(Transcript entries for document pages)
....

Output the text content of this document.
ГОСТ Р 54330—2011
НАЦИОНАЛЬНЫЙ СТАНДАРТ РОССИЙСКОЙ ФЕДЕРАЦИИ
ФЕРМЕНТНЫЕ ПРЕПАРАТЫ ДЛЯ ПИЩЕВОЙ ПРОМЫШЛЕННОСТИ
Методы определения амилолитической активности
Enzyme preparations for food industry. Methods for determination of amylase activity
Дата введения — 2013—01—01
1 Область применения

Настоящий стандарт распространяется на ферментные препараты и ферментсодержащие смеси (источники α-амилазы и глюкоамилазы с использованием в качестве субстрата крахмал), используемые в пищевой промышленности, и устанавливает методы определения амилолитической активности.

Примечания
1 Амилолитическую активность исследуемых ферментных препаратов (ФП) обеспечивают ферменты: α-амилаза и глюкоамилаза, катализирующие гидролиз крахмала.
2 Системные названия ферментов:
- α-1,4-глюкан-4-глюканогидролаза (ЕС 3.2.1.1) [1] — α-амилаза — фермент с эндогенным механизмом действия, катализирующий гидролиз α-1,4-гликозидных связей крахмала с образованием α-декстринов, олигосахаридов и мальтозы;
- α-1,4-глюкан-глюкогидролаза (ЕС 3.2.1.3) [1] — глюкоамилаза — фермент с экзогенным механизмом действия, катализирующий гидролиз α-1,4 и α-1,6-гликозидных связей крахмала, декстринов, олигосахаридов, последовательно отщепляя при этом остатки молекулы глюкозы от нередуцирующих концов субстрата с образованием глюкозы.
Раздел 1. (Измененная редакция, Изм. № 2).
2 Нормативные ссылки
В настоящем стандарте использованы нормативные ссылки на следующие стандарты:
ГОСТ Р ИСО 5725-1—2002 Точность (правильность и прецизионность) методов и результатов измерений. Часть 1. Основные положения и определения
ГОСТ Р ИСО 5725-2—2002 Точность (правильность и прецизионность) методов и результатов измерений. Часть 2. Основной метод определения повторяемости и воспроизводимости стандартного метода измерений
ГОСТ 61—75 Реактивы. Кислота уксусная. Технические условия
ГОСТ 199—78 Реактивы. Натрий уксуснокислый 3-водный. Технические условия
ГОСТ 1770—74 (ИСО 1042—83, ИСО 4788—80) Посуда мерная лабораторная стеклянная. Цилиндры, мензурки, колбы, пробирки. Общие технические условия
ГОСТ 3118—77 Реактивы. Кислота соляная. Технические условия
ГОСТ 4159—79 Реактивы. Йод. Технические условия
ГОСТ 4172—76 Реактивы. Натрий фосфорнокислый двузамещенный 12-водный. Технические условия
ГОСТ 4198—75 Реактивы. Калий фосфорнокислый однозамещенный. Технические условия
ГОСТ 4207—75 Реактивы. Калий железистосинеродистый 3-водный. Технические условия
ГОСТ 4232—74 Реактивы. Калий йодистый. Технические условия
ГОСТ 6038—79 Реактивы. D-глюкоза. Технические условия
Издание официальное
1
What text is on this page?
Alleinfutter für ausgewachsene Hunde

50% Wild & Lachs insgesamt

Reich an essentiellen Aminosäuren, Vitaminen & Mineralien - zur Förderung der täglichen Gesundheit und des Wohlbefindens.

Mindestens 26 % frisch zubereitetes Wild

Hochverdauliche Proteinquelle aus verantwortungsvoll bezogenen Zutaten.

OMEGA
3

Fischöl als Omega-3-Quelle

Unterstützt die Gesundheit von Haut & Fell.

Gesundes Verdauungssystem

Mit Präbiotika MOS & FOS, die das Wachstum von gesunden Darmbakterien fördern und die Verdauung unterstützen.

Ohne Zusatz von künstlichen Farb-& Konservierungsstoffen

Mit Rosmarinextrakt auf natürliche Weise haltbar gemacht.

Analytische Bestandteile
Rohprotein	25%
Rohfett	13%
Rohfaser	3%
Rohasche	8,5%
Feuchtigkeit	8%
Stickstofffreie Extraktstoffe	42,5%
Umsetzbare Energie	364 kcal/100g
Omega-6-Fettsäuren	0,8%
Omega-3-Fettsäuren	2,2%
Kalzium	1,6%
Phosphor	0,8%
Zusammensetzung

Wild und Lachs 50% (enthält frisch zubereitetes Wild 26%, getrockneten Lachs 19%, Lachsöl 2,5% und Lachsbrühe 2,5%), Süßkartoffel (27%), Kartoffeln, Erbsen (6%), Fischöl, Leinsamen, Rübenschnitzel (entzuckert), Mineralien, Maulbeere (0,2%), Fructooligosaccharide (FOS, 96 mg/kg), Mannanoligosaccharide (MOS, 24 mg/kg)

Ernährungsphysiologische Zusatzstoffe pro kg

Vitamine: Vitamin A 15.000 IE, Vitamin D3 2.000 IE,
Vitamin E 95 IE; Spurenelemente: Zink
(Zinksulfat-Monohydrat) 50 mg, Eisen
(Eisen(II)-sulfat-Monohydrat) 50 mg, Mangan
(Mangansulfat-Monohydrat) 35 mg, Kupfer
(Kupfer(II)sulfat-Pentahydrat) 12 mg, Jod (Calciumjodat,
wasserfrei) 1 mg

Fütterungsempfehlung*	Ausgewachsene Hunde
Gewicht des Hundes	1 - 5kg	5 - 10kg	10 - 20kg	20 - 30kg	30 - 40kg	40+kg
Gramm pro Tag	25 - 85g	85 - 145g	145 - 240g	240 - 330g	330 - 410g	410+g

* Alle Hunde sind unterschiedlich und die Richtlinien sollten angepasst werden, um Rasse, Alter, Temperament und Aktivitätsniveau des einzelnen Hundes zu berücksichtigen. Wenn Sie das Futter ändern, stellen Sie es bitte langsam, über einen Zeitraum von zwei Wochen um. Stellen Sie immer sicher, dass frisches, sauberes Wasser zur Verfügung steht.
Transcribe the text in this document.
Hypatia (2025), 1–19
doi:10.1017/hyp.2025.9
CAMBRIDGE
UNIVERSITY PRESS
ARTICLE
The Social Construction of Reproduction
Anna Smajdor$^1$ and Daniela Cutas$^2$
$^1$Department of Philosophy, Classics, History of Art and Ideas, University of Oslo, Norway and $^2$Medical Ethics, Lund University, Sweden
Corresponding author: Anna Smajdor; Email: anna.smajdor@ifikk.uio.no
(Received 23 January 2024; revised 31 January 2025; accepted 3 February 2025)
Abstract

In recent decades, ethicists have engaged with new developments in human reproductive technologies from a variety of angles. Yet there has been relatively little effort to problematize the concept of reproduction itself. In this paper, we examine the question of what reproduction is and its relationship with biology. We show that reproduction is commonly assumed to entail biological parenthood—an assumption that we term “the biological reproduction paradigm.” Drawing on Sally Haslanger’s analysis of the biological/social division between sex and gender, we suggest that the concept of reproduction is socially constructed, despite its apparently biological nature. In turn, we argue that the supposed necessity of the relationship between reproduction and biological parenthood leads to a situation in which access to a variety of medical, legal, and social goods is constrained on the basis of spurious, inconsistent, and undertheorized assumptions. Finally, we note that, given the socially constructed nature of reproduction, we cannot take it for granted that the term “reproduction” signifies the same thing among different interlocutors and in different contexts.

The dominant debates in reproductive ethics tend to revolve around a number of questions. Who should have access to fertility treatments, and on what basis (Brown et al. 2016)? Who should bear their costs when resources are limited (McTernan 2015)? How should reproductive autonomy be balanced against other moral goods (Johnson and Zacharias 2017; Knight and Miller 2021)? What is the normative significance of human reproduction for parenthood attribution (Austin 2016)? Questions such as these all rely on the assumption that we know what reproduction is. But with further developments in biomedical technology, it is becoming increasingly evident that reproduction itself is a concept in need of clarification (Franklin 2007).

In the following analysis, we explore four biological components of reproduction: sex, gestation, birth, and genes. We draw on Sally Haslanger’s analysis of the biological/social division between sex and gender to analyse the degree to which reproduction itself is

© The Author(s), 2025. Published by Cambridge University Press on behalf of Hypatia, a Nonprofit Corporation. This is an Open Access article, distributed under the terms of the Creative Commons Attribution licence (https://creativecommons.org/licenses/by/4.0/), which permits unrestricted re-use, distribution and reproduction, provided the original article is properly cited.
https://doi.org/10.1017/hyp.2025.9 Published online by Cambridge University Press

....

Your goal
Where a line of the records above holds the word "амилолитической", copy that line.

Task output
Методы определения амилолитической активности
Настоящий стандарт распространяется на ферментные препараты и ферментсодержащие смеси (источники α-амилазы и глюкоамилазы с использованием в качестве субстрата крахмал), используемые в пищевой промышленности, и устанавливает методы определения амилолитической активности.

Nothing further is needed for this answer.